* [THE TASK] Report all lines from the entries below in which "name" appears.

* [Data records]

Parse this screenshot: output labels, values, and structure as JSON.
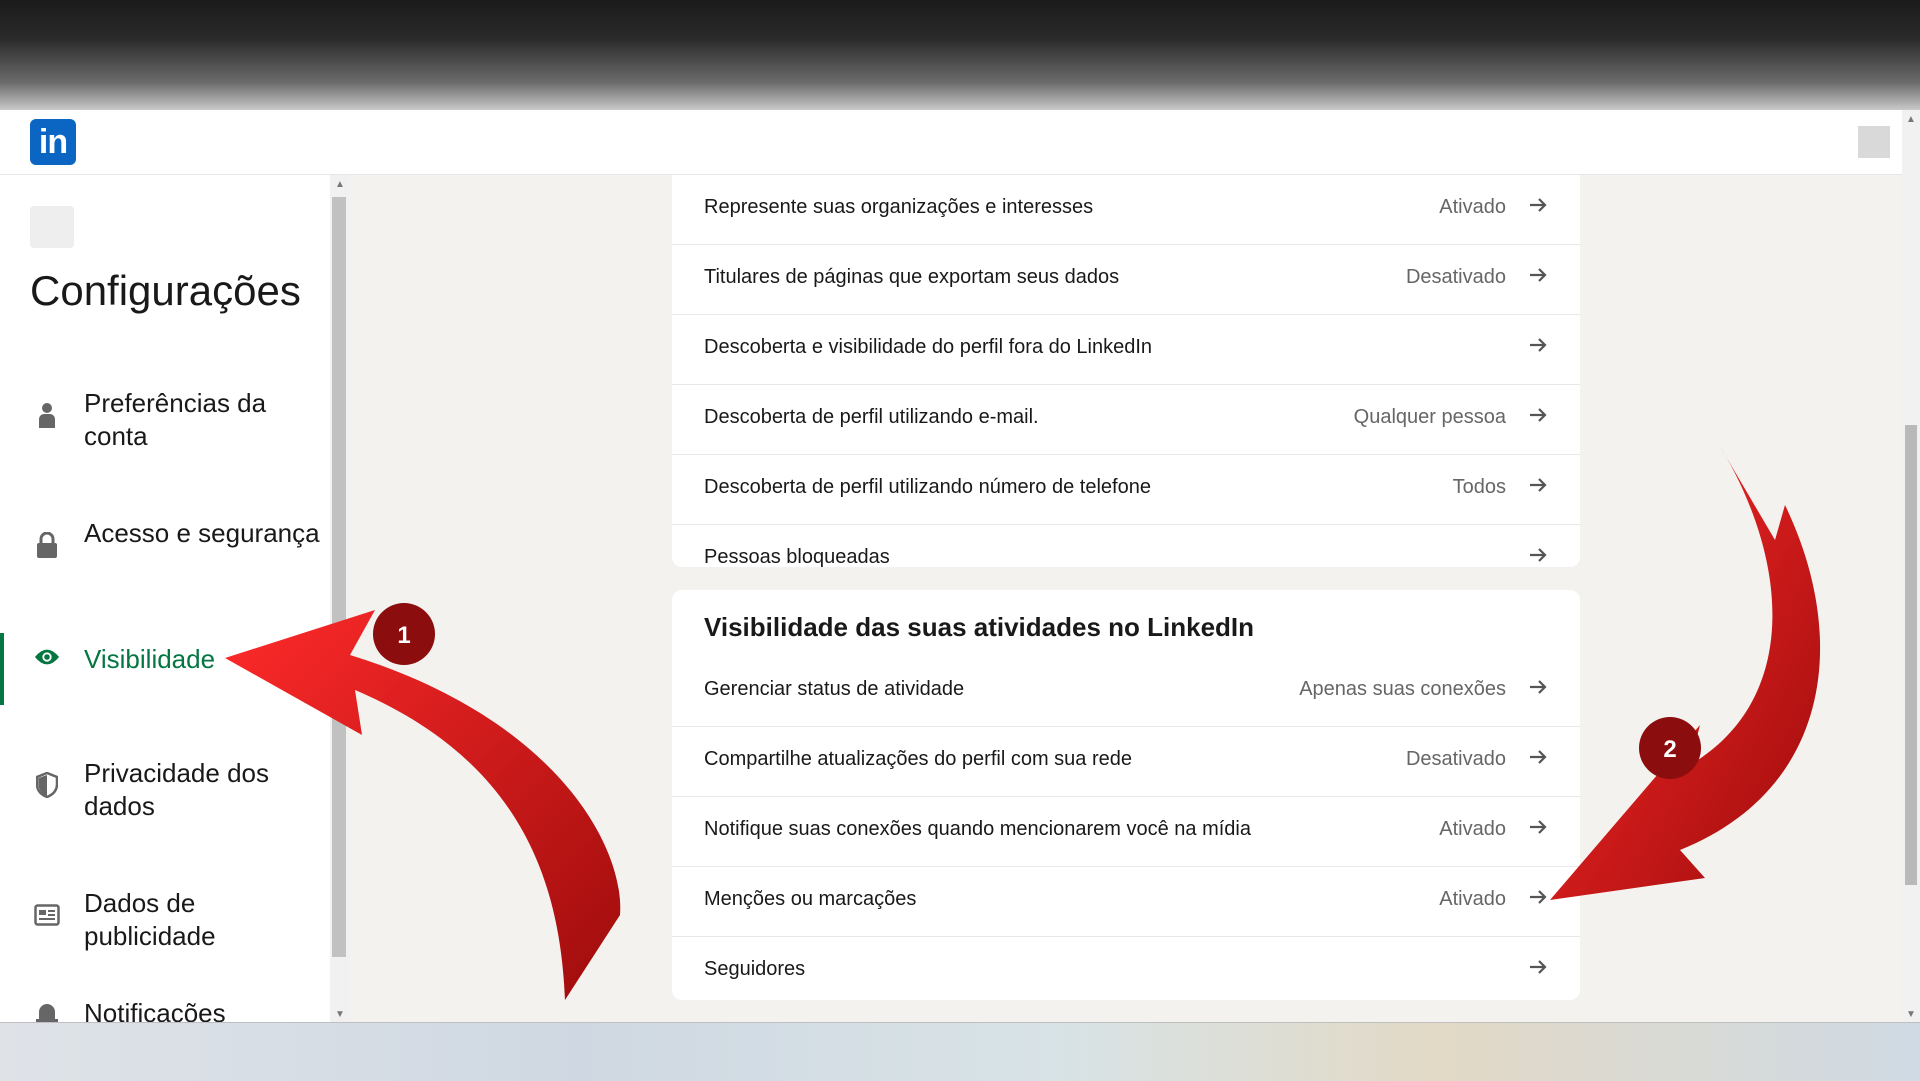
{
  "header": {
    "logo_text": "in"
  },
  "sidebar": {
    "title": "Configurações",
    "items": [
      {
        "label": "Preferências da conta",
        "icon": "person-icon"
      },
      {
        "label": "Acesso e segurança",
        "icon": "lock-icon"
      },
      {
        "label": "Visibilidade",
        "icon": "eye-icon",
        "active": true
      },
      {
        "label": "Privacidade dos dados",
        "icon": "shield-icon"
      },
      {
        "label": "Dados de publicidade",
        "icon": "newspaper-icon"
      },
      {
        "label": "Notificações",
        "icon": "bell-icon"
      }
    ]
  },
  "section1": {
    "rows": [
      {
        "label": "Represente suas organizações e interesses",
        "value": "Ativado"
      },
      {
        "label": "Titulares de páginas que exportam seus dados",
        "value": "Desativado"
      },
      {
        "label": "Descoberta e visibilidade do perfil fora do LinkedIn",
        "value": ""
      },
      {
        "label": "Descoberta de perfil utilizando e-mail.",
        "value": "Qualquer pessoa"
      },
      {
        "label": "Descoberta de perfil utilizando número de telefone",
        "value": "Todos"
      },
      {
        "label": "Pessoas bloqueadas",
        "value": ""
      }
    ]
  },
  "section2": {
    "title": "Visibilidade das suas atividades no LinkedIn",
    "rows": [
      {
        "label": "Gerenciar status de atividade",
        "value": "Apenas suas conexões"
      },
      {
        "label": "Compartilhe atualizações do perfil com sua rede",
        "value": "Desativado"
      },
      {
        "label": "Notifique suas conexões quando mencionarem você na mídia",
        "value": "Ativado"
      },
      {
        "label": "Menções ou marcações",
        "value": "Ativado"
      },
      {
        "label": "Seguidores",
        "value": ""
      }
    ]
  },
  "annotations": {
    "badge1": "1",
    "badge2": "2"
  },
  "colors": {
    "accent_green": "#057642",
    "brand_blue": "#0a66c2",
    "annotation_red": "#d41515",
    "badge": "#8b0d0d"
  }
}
--
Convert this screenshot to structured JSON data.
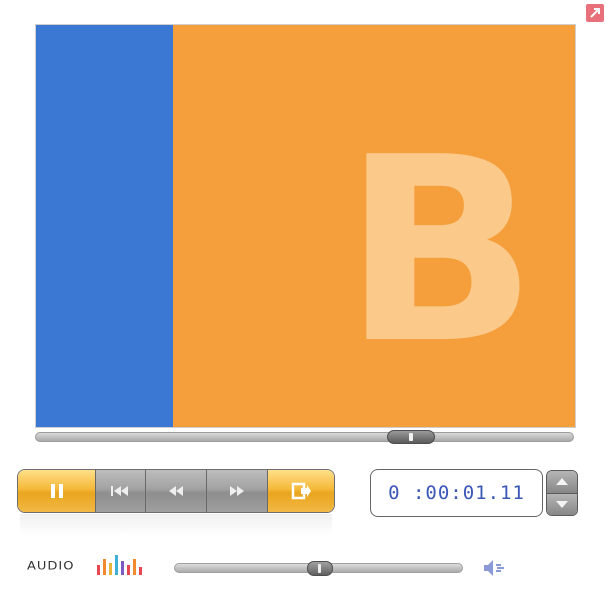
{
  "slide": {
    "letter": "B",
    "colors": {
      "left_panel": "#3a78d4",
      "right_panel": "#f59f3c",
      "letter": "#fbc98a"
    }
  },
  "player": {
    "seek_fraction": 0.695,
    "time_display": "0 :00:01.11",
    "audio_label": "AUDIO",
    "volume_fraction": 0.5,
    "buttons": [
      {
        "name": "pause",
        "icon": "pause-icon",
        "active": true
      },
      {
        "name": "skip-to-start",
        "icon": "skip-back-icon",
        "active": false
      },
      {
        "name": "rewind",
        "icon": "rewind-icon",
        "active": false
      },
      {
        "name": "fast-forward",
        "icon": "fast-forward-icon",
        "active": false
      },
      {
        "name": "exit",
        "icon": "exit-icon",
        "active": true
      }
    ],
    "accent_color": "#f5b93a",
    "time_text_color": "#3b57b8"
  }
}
* * *
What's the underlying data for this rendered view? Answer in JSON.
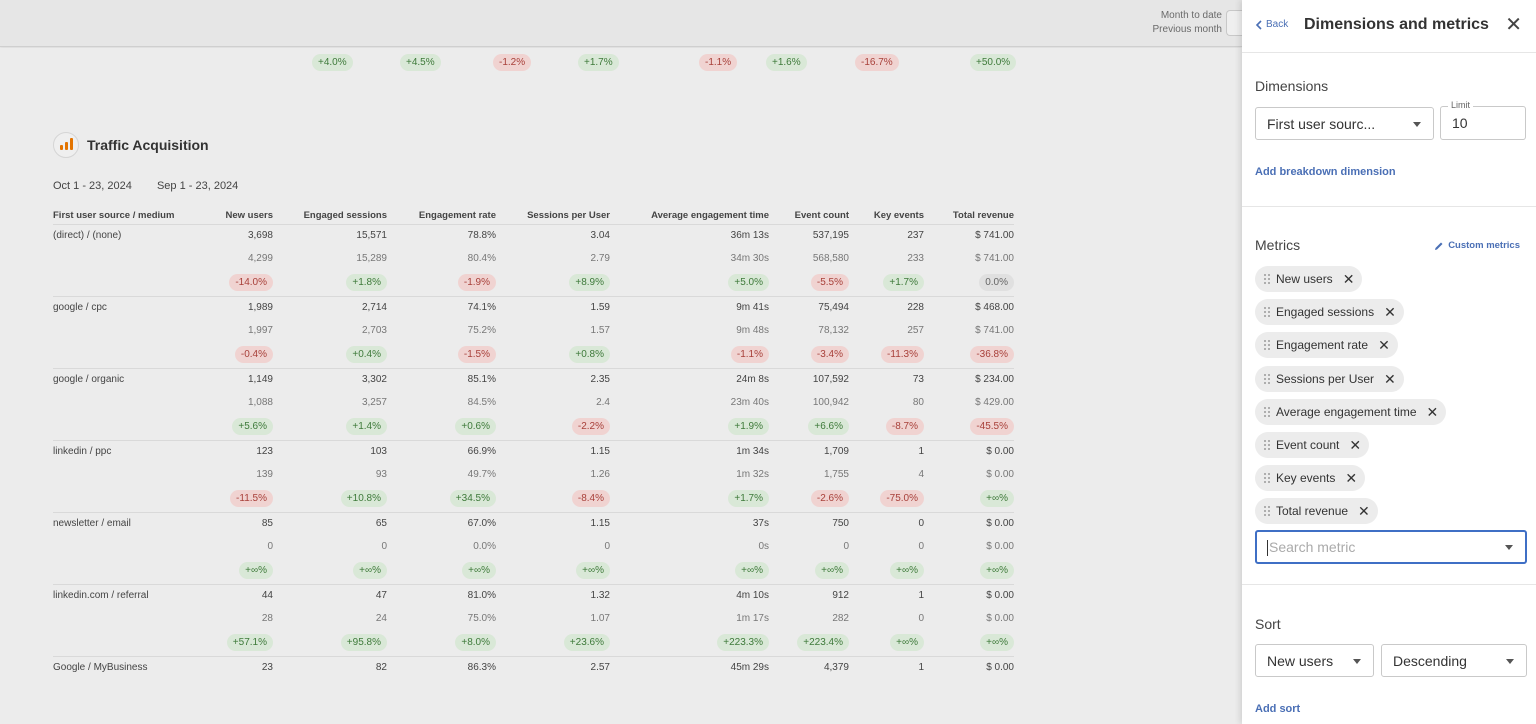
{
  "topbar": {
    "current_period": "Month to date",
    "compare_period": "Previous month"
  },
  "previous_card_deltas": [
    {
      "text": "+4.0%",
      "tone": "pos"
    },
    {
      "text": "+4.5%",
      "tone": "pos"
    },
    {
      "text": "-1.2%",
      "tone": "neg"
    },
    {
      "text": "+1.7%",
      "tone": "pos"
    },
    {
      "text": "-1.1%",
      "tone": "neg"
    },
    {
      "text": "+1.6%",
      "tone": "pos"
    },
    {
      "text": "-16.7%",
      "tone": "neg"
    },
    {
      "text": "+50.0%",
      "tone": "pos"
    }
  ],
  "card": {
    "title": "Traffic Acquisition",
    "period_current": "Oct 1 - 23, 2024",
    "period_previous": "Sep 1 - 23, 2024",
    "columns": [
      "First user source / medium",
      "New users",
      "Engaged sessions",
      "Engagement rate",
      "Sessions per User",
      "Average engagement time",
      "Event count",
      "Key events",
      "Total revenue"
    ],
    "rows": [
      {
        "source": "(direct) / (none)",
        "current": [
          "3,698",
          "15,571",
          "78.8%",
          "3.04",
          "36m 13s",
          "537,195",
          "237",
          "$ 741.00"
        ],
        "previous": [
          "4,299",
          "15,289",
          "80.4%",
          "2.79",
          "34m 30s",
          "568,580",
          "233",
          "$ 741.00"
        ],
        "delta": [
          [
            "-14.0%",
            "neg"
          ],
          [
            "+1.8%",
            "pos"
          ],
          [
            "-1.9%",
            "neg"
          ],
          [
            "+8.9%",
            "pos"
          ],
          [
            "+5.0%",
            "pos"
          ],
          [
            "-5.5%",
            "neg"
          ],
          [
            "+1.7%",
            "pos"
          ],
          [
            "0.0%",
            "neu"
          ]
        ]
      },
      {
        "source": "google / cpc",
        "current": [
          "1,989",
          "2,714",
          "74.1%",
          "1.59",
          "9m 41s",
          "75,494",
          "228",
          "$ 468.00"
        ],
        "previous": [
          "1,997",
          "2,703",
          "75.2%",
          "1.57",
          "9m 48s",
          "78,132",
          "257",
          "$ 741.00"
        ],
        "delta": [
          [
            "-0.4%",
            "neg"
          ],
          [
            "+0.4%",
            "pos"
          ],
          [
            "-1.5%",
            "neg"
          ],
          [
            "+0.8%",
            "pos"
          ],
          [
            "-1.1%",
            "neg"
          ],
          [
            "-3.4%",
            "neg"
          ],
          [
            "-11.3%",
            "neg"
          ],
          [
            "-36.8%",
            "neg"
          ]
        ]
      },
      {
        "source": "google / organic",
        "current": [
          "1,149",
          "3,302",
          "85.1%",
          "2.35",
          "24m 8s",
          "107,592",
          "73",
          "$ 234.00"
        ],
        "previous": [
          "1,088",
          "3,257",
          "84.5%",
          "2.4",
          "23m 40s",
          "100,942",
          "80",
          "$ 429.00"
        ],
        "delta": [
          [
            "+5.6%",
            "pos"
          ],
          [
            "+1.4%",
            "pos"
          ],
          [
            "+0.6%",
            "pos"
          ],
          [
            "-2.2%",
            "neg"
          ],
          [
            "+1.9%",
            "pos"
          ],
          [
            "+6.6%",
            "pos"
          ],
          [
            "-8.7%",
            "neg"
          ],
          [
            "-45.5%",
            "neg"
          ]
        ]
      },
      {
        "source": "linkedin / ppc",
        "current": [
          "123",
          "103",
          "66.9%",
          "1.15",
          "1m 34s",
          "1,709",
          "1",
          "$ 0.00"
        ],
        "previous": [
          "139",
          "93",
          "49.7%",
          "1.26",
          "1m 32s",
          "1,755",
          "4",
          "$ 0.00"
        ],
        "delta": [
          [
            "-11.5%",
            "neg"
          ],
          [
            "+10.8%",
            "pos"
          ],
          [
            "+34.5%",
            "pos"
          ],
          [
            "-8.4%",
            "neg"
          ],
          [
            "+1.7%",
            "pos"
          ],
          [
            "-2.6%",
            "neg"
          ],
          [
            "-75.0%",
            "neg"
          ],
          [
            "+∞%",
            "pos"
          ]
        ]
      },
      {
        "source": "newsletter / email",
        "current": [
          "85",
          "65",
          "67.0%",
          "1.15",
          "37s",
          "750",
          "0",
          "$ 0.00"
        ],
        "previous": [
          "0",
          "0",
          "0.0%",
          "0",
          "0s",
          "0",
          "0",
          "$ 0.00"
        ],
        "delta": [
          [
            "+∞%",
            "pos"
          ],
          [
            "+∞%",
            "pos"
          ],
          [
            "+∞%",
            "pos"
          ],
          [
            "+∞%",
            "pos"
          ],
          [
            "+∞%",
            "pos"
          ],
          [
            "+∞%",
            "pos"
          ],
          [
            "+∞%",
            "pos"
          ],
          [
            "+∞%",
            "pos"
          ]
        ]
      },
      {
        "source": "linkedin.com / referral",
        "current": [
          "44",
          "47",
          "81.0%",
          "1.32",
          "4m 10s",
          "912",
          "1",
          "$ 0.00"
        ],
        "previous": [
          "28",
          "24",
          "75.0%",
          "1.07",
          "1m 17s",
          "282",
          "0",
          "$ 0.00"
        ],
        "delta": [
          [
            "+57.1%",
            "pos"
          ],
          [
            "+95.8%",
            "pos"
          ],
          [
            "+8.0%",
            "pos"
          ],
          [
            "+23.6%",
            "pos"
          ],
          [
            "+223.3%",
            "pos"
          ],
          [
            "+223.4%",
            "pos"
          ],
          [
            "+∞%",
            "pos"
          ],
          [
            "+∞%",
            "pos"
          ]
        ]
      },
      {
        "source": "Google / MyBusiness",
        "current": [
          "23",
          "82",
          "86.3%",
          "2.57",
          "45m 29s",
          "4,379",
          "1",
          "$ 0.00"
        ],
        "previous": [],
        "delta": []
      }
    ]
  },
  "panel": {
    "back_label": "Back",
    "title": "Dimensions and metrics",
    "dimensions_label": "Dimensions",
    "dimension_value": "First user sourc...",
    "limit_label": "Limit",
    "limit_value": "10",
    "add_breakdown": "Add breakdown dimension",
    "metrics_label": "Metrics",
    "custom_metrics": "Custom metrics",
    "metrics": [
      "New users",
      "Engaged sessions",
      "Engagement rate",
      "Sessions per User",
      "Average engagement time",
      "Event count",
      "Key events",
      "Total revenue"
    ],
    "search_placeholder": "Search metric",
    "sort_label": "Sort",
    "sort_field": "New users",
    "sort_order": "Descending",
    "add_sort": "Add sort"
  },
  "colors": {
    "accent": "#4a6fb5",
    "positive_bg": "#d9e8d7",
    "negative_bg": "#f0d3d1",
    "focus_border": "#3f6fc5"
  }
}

* [RESPONSE FOR THIS EXERCISE]
        "name": "pause",
        "name": "skip-to-start",
        "name": "rewind",
        "name": "fast-forward",
        "name": "exit",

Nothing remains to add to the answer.